* **Objective**: Swap "elements" for "objects" everywhere in the entries below and write them out again with nothing else changed, omitting the pictures.
···
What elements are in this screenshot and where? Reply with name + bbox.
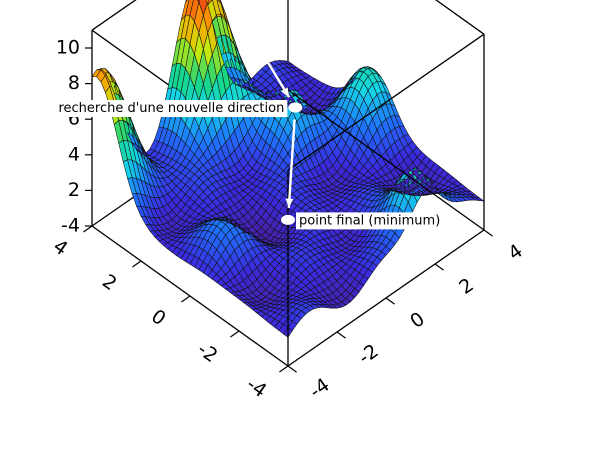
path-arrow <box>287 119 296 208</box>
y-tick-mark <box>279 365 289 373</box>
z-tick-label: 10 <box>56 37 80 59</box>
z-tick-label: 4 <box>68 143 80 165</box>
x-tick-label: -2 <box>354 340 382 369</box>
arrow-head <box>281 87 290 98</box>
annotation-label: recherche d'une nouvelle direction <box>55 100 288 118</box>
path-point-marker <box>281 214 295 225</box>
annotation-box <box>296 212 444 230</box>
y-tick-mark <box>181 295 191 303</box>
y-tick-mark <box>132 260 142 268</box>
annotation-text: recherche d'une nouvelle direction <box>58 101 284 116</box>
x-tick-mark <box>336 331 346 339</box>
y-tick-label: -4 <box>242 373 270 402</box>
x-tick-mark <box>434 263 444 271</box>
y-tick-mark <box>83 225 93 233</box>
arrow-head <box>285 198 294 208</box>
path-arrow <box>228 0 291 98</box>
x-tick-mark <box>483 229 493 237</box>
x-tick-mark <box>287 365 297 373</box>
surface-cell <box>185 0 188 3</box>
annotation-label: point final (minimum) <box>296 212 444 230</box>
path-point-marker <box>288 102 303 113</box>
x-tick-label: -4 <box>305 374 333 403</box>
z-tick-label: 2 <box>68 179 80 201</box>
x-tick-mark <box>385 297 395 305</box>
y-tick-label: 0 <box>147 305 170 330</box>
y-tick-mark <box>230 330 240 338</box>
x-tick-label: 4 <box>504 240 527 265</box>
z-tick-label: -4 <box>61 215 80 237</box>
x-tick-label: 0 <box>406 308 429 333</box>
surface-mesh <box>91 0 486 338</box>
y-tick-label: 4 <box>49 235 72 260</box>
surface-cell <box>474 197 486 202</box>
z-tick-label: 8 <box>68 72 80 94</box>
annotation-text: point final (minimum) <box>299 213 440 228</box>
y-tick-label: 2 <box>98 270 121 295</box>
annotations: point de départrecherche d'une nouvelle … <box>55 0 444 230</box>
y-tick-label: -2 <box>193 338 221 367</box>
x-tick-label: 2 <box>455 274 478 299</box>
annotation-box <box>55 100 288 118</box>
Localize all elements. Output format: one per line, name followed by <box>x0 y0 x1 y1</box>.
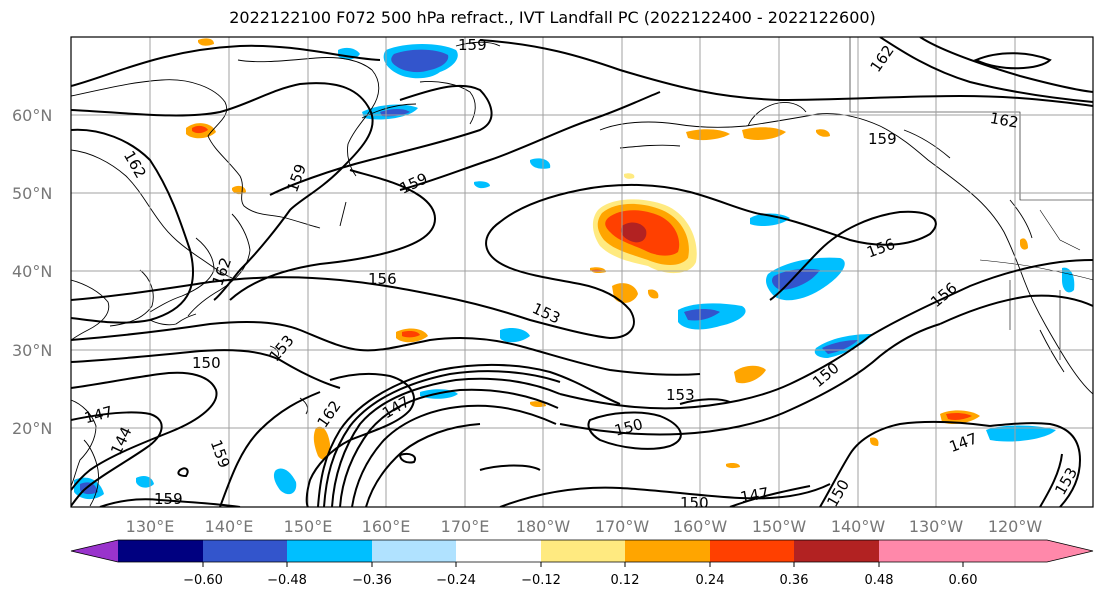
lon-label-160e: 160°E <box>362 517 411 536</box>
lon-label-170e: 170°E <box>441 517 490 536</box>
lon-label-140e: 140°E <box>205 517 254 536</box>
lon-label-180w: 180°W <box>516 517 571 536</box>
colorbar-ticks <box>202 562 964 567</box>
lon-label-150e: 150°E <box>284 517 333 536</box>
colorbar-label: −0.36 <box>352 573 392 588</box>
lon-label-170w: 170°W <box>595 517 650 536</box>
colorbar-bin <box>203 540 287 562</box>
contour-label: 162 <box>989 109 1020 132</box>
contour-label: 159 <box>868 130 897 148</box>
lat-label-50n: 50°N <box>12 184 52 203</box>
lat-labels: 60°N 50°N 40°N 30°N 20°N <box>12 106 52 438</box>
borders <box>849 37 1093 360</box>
···
* **Finished task**:
What objects are in this screenshot and where? Reply with name + bbox.
path-arrow <box>287 119 296 208</box>
y-tick-mark <box>279 365 289 373</box>
z-tick-label: 10 <box>56 37 80 59</box>
z-tick-label: 4 <box>68 143 80 165</box>
x-tick-label: -2 <box>354 340 382 369</box>
arrow-head <box>281 87 290 98</box>
annotation-label: recherche d'une nouvelle direction <box>55 100 288 118</box>
path-point-marker <box>281 214 295 225</box>
annotation-box <box>296 212 444 230</box>
y-tick-mark <box>181 295 191 303</box>
y-tick-mark <box>132 260 142 268</box>
annotation-text: recherche d'une nouvelle direction <box>58 101 284 116</box>
x-tick-mark <box>336 331 346 339</box>
y-tick-label: -4 <box>242 373 270 402</box>
x-tick-mark <box>434 263 444 271</box>
y-tick-mark <box>83 225 93 233</box>
arrow-head <box>285 198 294 208</box>
path-arrow <box>228 0 291 98</box>
x-tick-mark <box>483 229 493 237</box>
x-tick-mark <box>287 365 297 373</box>
surface-cell <box>185 0 188 3</box>
annotation-label: point final (minimum) <box>296 212 444 230</box>
path-point-marker <box>288 102 303 113</box>
x-tick-label: -4 <box>305 374 333 403</box>
z-tick-label: 2 <box>68 179 80 201</box>
x-tick-mark <box>385 297 395 305</box>
y-tick-label: 0 <box>147 305 170 330</box>
y-tick-mark <box>230 330 240 338</box>
x-tick-label: 4 <box>504 240 527 265</box>
z-tick-label: -4 <box>61 215 80 237</box>
x-tick-label: 0 <box>406 308 429 333</box>
surface-mesh <box>91 0 486 338</box>
y-tick-label: 4 <box>49 235 72 260</box>
surface-cell <box>474 197 486 202</box>
z-tick-label: 8 <box>68 72 80 94</box>
annotation-text: point final (minimum) <box>299 213 440 228</box>
y-tick-label: 2 <box>98 270 121 295</box>
annotations: point de départrecherche d'une nouvelle … <box>55 0 444 230</box>
y-tick-label: -2 <box>193 338 221 367</box>
x-tick-label: 2 <box>455 274 478 299</box>
annotation-box <box>55 100 288 118</box>
Localize all objects. Output format: one per line, name followed by <box>x0 y0 x1 y1</box>.
lon-label-160e: 160°E <box>362 517 411 536</box>
lon-label-170e: 170°E <box>441 517 490 536</box>
lon-label-140e: 140°E <box>205 517 254 536</box>
lon-label-180w: 180°W <box>516 517 571 536</box>
colorbar-ticks <box>202 562 964 567</box>
lon-label-150e: 150°E <box>284 517 333 536</box>
colorbar-label: −0.36 <box>352 573 392 588</box>
lon-label-170w: 170°W <box>595 517 650 536</box>
colorbar-bin <box>203 540 287 562</box>
contour-label: 162 <box>989 109 1020 132</box>
contour-label: 159 <box>868 130 897 148</box>
lat-label-50n: 50°N <box>12 184 52 203</box>
lat-labels: 60°N 50°N 40°N 30°N 20°N <box>12 106 52 438</box>
borders <box>849 37 1093 360</box>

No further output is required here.